Determine how many lines of the data below contain "into", then give only that number.

• _Entries shown_:
#####

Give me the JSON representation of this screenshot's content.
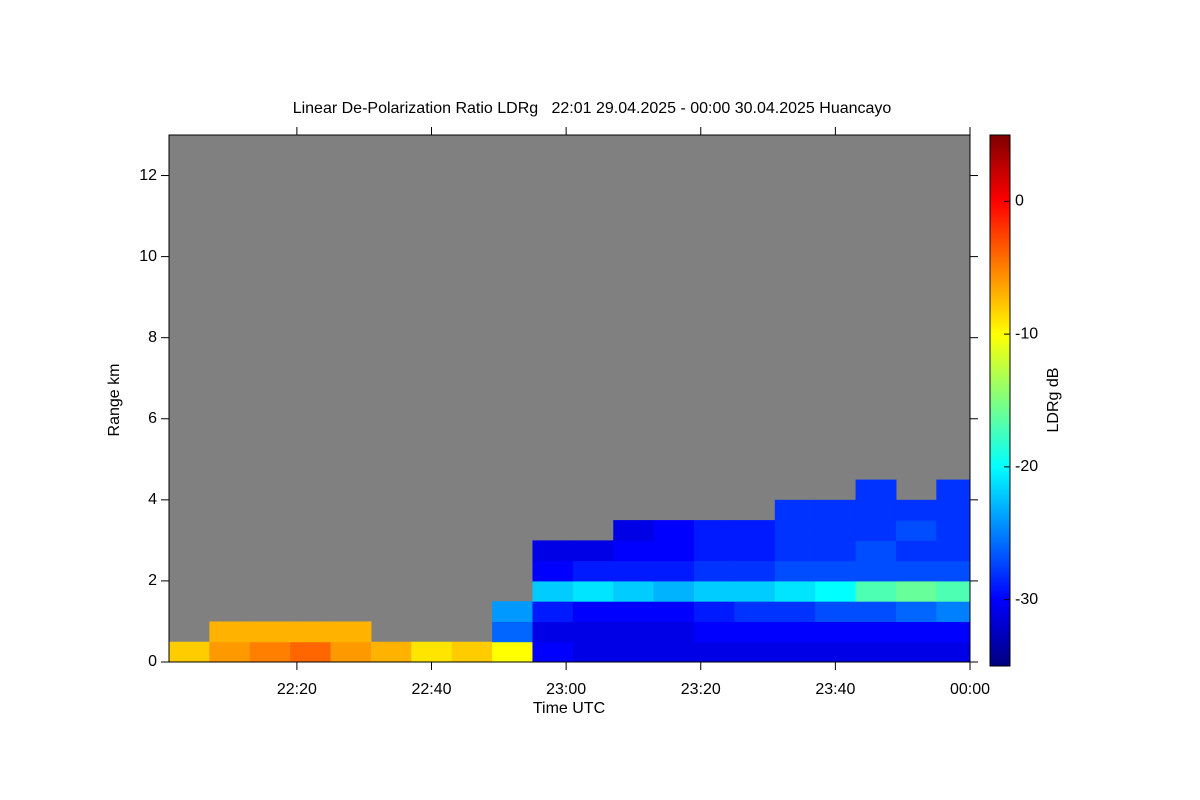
{
  "chart_data": {
    "type": "heatmap",
    "title": "Linear De-Polarization Ratio LDRg   22:01 29.04.2025 - 00:00 30.04.2025 Huancayo",
    "xlabel": "Time UTC",
    "ylabel": "Range km",
    "colorbar_label": "LDRg dB",
    "xlim": [
      1,
      120
    ],
    "xticks": [
      {
        "value": 20,
        "label": "22:20"
      },
      {
        "value": 40,
        "label": "22:40"
      },
      {
        "value": 60,
        "label": "23:00"
      },
      {
        "value": 80,
        "label": "23:20"
      },
      {
        "value": 100,
        "label": "23:40"
      },
      {
        "value": 120,
        "label": "00:00"
      }
    ],
    "ylim": [
      0,
      13
    ],
    "yticks": [
      0,
      2,
      4,
      6,
      8,
      10,
      12
    ],
    "clim": [
      -35,
      5
    ],
    "cticks": [
      0,
      -10,
      -20,
      -30
    ],
    "colormap": "jet",
    "nodata_color": "#808080",
    "x_edges": [
      1,
      7,
      13,
      19,
      25,
      31,
      37,
      43,
      49,
      55,
      61,
      67,
      73,
      79,
      85,
      91,
      97,
      103,
      109,
      115,
      120
    ],
    "y_edges": [
      0,
      0.5,
      1,
      1.5,
      2,
      2.5,
      3,
      3.5,
      4,
      4.5,
      5
    ],
    "z": [
      [
        -8,
        -6,
        -5,
        -4,
        -6,
        -7,
        -9,
        -8,
        -10,
        -30,
        -31,
        -31,
        -31,
        -31,
        -31,
        -31,
        -31,
        -31,
        -31,
        -31
      ],
      [
        null,
        -7,
        -7,
        -7,
        -7,
        null,
        null,
        null,
        -26,
        -31,
        -31,
        -31,
        -31,
        -30,
        -30,
        -30,
        -30,
        -30,
        -30,
        -30
      ],
      [
        null,
        null,
        null,
        null,
        null,
        null,
        null,
        null,
        -24,
        -29,
        -30,
        -30,
        -30,
        -29,
        -28,
        -28,
        -27,
        -27,
        -26,
        -25
      ],
      [
        null,
        null,
        null,
        null,
        null,
        null,
        null,
        null,
        null,
        -22,
        -21,
        -22,
        -23,
        -22,
        -22,
        -21,
        -20,
        -17,
        -16,
        -17
      ],
      [
        null,
        null,
        null,
        null,
        null,
        null,
        null,
        null,
        null,
        -30,
        -29,
        -29,
        -29,
        -28,
        -28,
        -27,
        -27,
        -27,
        -27,
        -27
      ],
      [
        null,
        null,
        null,
        null,
        null,
        null,
        null,
        null,
        null,
        -31,
        -31,
        -30,
        -30,
        -29,
        -29,
        -28,
        -28,
        -27,
        -28,
        -28
      ],
      [
        null,
        null,
        null,
        null,
        null,
        null,
        null,
        null,
        null,
        null,
        null,
        -31,
        -30,
        -29,
        -29,
        -28,
        -28,
        -28,
        -27,
        -28
      ],
      [
        null,
        null,
        null,
        null,
        null,
        null,
        null,
        null,
        null,
        null,
        null,
        null,
        null,
        null,
        null,
        -28,
        -28,
        -28,
        -28,
        -28
      ],
      [
        null,
        null,
        null,
        null,
        null,
        null,
        null,
        null,
        null,
        null,
        null,
        null,
        null,
        null,
        null,
        null,
        null,
        -28,
        null,
        -28
      ],
      [
        null,
        null,
        null,
        null,
        null,
        null,
        null,
        null,
        null,
        null,
        null,
        null,
        null,
        null,
        null,
        null,
        null,
        null,
        null,
        null
      ]
    ]
  }
}
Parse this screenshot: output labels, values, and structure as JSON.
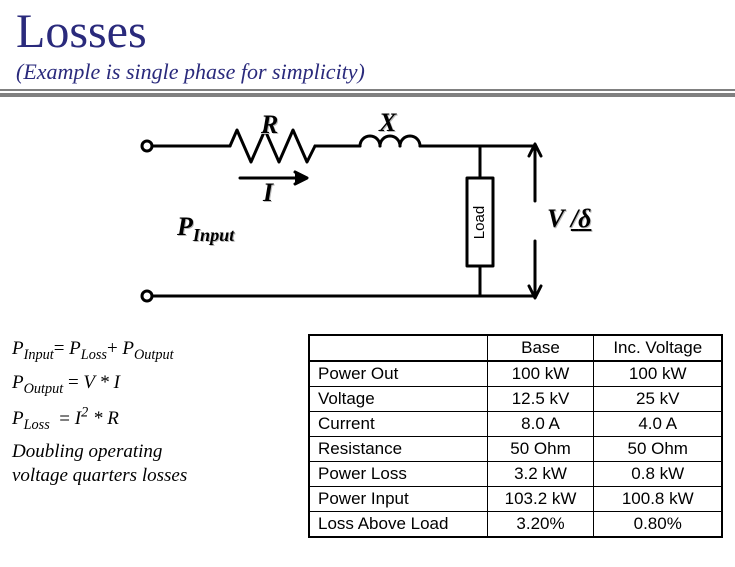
{
  "header": {
    "title": "Losses",
    "subtitle": "(Example is single phase for simplicity)",
    "title_color": "#2a2a7c",
    "title_fontsize": 48,
    "subtitle_fontsize": 22
  },
  "circuit": {
    "type": "schematic",
    "stroke_color": "#000000",
    "stroke_width": 3,
    "terminal_radius": 4,
    "labels": {
      "R": "R",
      "X": "X",
      "I": "I",
      "Pinput": "P",
      "Pinput_sub": "Input",
      "Load": "Load",
      "V": "V",
      "delta": "δ"
    },
    "label_fontsize": 26,
    "label_fontstyle": "bold italic",
    "label_font": "Times New Roman"
  },
  "equations": {
    "fontsize": 19,
    "font": "Georgia",
    "eq1_lhs_main": "P",
    "eq1_lhs_sub": "Input",
    "eq1_rhs1_main": "P",
    "eq1_rhs1_sub": "Loss",
    "eq1_rhs2_main": "P",
    "eq1_rhs2_sub": "Output",
    "eq2_lhs_main": "P",
    "eq2_lhs_sub": "Output",
    "eq2_rhs": "V * I",
    "eq3_lhs_main": "P",
    "eq3_lhs_sub": "Loss",
    "eq3_rhs_base": "I",
    "eq3_rhs_exp": "2",
    "eq3_rhs_tail": " * R",
    "note_line1": "Doubling operating",
    "note_line2": "voltage quarters losses"
  },
  "table": {
    "type": "table",
    "border_color": "#000000",
    "outer_border_width": 2,
    "inner_border_width": 1,
    "fontsize": 17,
    "columns": [
      "",
      "Base",
      "Inc. Voltage"
    ],
    "rows": [
      [
        "Power Out",
        "100 kW",
        "100 kW"
      ],
      [
        "Voltage",
        "12.5 kV",
        "25 kV"
      ],
      [
        "Current",
        "8.0 A",
        "4.0 A"
      ],
      [
        "Resistance",
        "50 Ohm",
        "50 Ohm"
      ],
      [
        "Power Loss",
        "3.2 kW",
        "0.8 kW"
      ],
      [
        "Power Input",
        "103.2 kW",
        "100.8 kW"
      ],
      [
        "Loss Above Load",
        "3.20%",
        "0.80%"
      ]
    ]
  }
}
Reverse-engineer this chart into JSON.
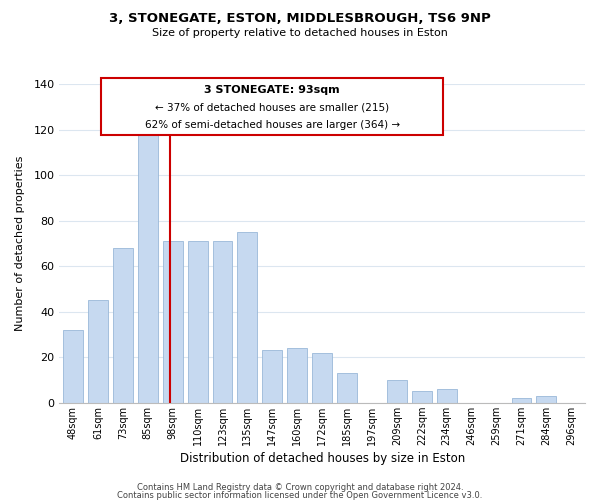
{
  "title1": "3, STONEGATE, ESTON, MIDDLESBROUGH, TS6 9NP",
  "title2": "Size of property relative to detached houses in Eston",
  "xlabel": "Distribution of detached houses by size in Eston",
  "ylabel": "Number of detached properties",
  "bar_labels": [
    "48sqm",
    "61sqm",
    "73sqm",
    "85sqm",
    "98sqm",
    "110sqm",
    "123sqm",
    "135sqm",
    "147sqm",
    "160sqm",
    "172sqm",
    "185sqm",
    "197sqm",
    "209sqm",
    "222sqm",
    "234sqm",
    "246sqm",
    "259sqm",
    "271sqm",
    "284sqm",
    "296sqm"
  ],
  "bar_values": [
    32,
    45,
    68,
    118,
    71,
    71,
    71,
    75,
    23,
    24,
    22,
    13,
    0,
    10,
    5,
    6,
    0,
    0,
    2,
    3,
    0
  ],
  "bar_color": "#c6d9f0",
  "bar_edge_color": "#9ab8d8",
  "vline_index": 4,
  "vline_color": "#cc0000",
  "ylim": [
    0,
    140
  ],
  "yticks": [
    0,
    20,
    40,
    60,
    80,
    100,
    120,
    140
  ],
  "annotation_title": "3 STONEGATE: 93sqm",
  "annotation_line1": "← 37% of detached houses are smaller (215)",
  "annotation_line2": "62% of semi-detached houses are larger (364) →",
  "annotation_box_color": "#ffffff",
  "annotation_box_edge": "#cc0000",
  "footer1": "Contains HM Land Registry data © Crown copyright and database right 2024.",
  "footer2": "Contains public sector information licensed under the Open Government Licence v3.0.",
  "background_color": "#ffffff",
  "grid_color": "#dce6f0"
}
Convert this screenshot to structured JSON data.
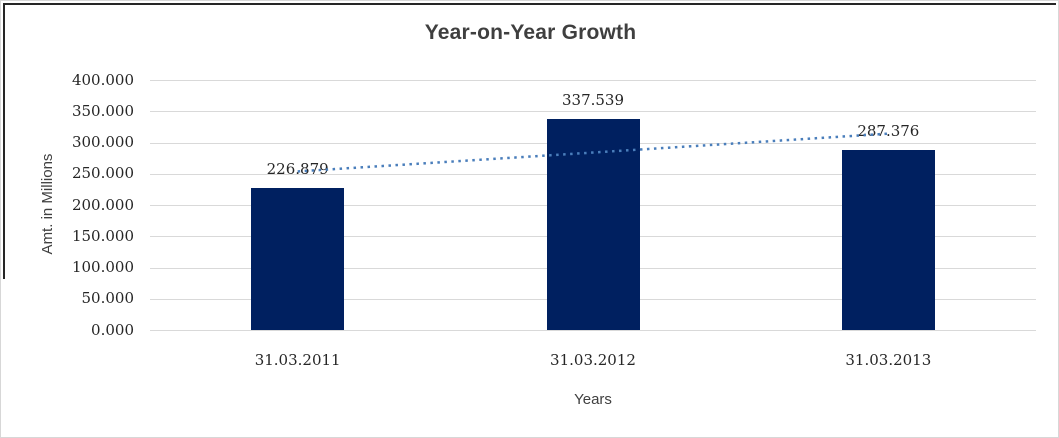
{
  "chart_data": {
    "type": "bar",
    "title": "Year-on-Year Growth",
    "xlabel": "Years",
    "ylabel": "Amt. in Millions",
    "categories": [
      "31.03.2011",
      "31.03.2012",
      "31.03.2013"
    ],
    "values": [
      226.879,
      337.539,
      287.376
    ],
    "data_labels": [
      "226.879",
      "337.539",
      "287.376"
    ],
    "ylim": [
      0,
      400
    ],
    "ytick_labels": [
      "400.000",
      "350.000",
      "300.000",
      "250.000",
      "200.000",
      "150.000",
      "100.000",
      "50.000",
      "0.000"
    ],
    "grid": "horizontal",
    "legend": "none",
    "bar_color": "#002060",
    "gridline_color": "#d9d9d9",
    "trendline": {
      "style": "dotted",
      "color": "#4a7ebb",
      "start_value": 253.7,
      "end_value": 314.2
    }
  }
}
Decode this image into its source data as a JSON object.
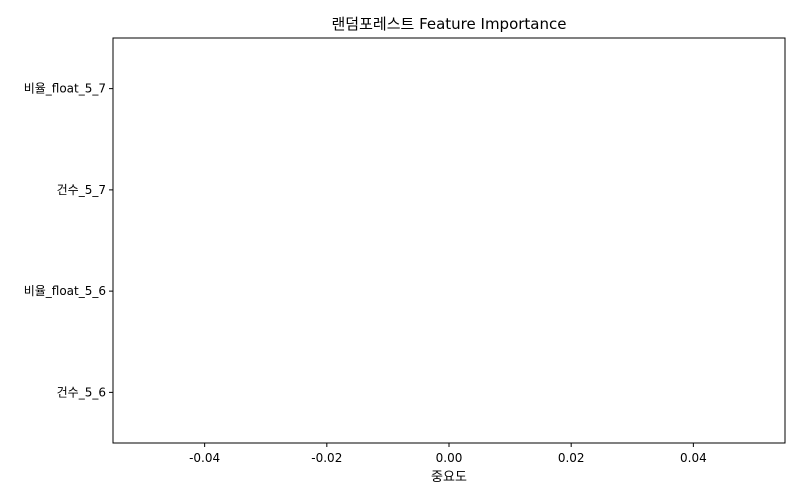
{
  "chart_data": {
    "type": "bar",
    "orientation": "horizontal",
    "title": "랜덤포레스트 Feature Importance",
    "xlabel": "중요도",
    "ylabel": "",
    "categories": [
      "건수_5_6",
      "비율_float_5_6",
      "건수_5_7",
      "비율_float_5_7"
    ],
    "values": [
      0,
      0,
      0,
      0
    ],
    "xlim": [
      -0.055,
      0.055
    ],
    "x_ticks": [
      -0.04,
      -0.02,
      0.0,
      0.02,
      0.04
    ],
    "x_tick_labels": [
      "-0.04",
      "-0.02",
      "0.00",
      "0.02",
      "0.04"
    ],
    "grid": false,
    "colors": {
      "axes": "#000000",
      "background": "#ffffff",
      "bar": "#1f77b4"
    }
  }
}
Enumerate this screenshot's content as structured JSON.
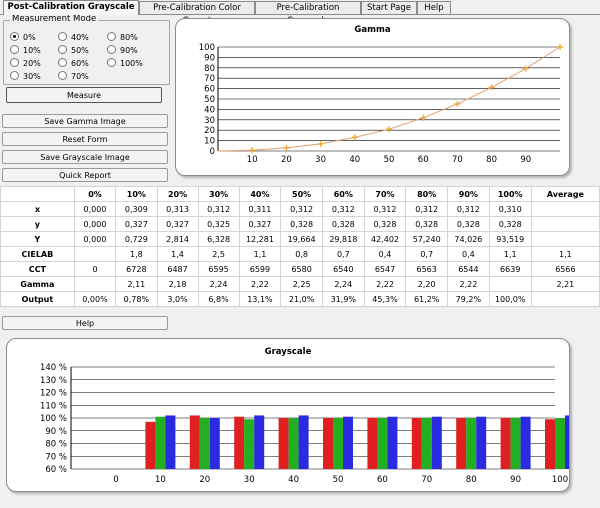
{
  "tabs": [
    {
      "label": "Post-Calibration Grayscale",
      "active": true
    },
    {
      "label": "Pre-Calibration Color Gamut",
      "active": false
    },
    {
      "label": "Pre-Calibration Grayscale",
      "active": false
    },
    {
      "label": "Start Page",
      "active": false
    },
    {
      "label": "Help",
      "active": false
    }
  ],
  "measurement_mode": {
    "title": "Measurement Mode",
    "options": [
      "0%",
      "10%",
      "20%",
      "30%",
      "40%",
      "50%",
      "60%",
      "70%",
      "80%",
      "90%",
      "100%"
    ],
    "selected": "0%",
    "measure_label": "Measure"
  },
  "buttons": {
    "save_gamma": "Save Gamma Image",
    "reset_form": "Reset Form",
    "save_grayscale": "Save Grayscale Image",
    "quick_report": "Quick Report",
    "help": "Help"
  },
  "table": {
    "headers": [
      "",
      "0%",
      "10%",
      "20%",
      "30%",
      "40%",
      "50%",
      "60%",
      "70%",
      "80%",
      "90%",
      "100%",
      "Average"
    ],
    "rows": [
      [
        "x",
        "0,000",
        "0,309",
        "0,313",
        "0,312",
        "0,311",
        "0,312",
        "0,312",
        "0,312",
        "0,312",
        "0,312",
        "0,310",
        ""
      ],
      [
        "y",
        "0,000",
        "0,327",
        "0,327",
        "0,325",
        "0,327",
        "0,328",
        "0,328",
        "0,328",
        "0,328",
        "0,328",
        "0,328",
        ""
      ],
      [
        "Y",
        "0,000",
        "0,729",
        "2,814",
        "6,328",
        "12,281",
        "19,664",
        "29,818",
        "42,402",
        "57,240",
        "74,026",
        "93,519",
        ""
      ],
      [
        "CIELAB",
        "",
        "1,8",
        "1,4",
        "2,5",
        "1,1",
        "0,8",
        "0,7",
        "0,4",
        "0,7",
        "0,4",
        "1,1",
        "1,1"
      ],
      [
        "CCT",
        "0",
        "6728",
        "6487",
        "6595",
        "6599",
        "6580",
        "6540",
        "6547",
        "6563",
        "6544",
        "6639",
        "6566"
      ],
      [
        "Gamma",
        "",
        "2,11",
        "2,18",
        "2,24",
        "2,22",
        "2,25",
        "2,24",
        "2,22",
        "2,20",
        "2,22",
        "",
        "2,21"
      ],
      [
        "Output",
        "0,00%",
        "0,78%",
        "3,0%",
        "6,8%",
        "13,1%",
        "21,0%",
        "31,9%",
        "45,3%",
        "61,2%",
        "79,2%",
        "100,0%",
        ""
      ]
    ]
  },
  "chart_data": [
    {
      "type": "line",
      "title": "Gamma",
      "x": [
        0,
        10,
        20,
        30,
        40,
        50,
        60,
        70,
        80,
        90,
        100
      ],
      "series": [
        {
          "values": [
            0,
            0.8,
            3.0,
            6.8,
            13.1,
            21.0,
            31.9,
            45.3,
            61.2,
            79.2,
            100.0
          ],
          "color": "#f0a830"
        }
      ],
      "xticks": [
        10,
        20,
        30,
        40,
        50,
        60,
        70,
        80,
        90
      ],
      "yticks": [
        0,
        10,
        20,
        30,
        40,
        50,
        60,
        70,
        80,
        90,
        100
      ],
      "xlim": [
        0,
        100
      ],
      "ylim": [
        0,
        100
      ],
      "grid": "horizontal"
    },
    {
      "type": "bar",
      "title": "Grayscale",
      "categories": [
        "0",
        "10",
        "20",
        "30",
        "40",
        "50",
        "60",
        "70",
        "80",
        "90",
        "100"
      ],
      "series": [
        {
          "color": "#e02020",
          "values": [
            null,
            97,
            102,
            101,
            100,
            100,
            100,
            100,
            100,
            100,
            99
          ]
        },
        {
          "color": "#22b022",
          "values": [
            null,
            101,
            100,
            99,
            100,
            100,
            100,
            100,
            100,
            100,
            100
          ]
        },
        {
          "color": "#2a2ae0",
          "values": [
            null,
            102,
            100,
            102,
            102,
            101,
            101,
            101,
            101,
            101,
            102
          ]
        }
      ],
      "yticks": [
        "60 %",
        "70 %",
        "80 %",
        "90 %",
        "100 %",
        "110 %",
        "120 %",
        "130 %",
        "140 %"
      ],
      "ylim": [
        60,
        140
      ],
      "grid": "horizontal"
    }
  ]
}
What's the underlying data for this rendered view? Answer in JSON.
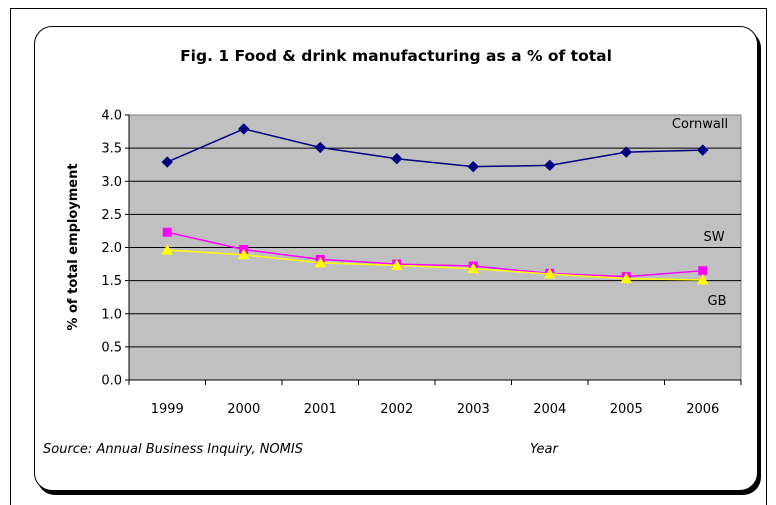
{
  "chart_data": {
    "type": "line",
    "title": "Fig. 1 Food & drink manufacturing as a % of total",
    "xlabel": "Year",
    "ylabel": "% of total employment",
    "source": "Source:  Annual Business Inquiry, NOMIS",
    "categories": [
      "1999",
      "2000",
      "2001",
      "2002",
      "2003",
      "2004",
      "2005",
      "2006"
    ],
    "ylim": [
      0.0,
      4.0
    ],
    "yticks": [
      "0.0",
      "0.5",
      "1.0",
      "1.5",
      "2.0",
      "2.5",
      "3.0",
      "3.5",
      "4.0"
    ],
    "grid": true,
    "series": [
      {
        "name": "Cornwall",
        "color": "#000080",
        "marker": "diamond",
        "values": [
          3.29,
          3.79,
          3.51,
          3.34,
          3.22,
          3.24,
          3.44,
          3.47
        ]
      },
      {
        "name": "SW",
        "color": "#ff00ff",
        "marker": "square",
        "values": [
          2.23,
          1.97,
          1.82,
          1.75,
          1.72,
          1.61,
          1.56,
          1.65
        ]
      },
      {
        "name": "GB",
        "color": "#ffff00",
        "marker": "triangle",
        "values": [
          1.96,
          1.89,
          1.77,
          1.73,
          1.68,
          1.6,
          1.53,
          1.51
        ]
      }
    ]
  }
}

#####

• _Full solution_:
2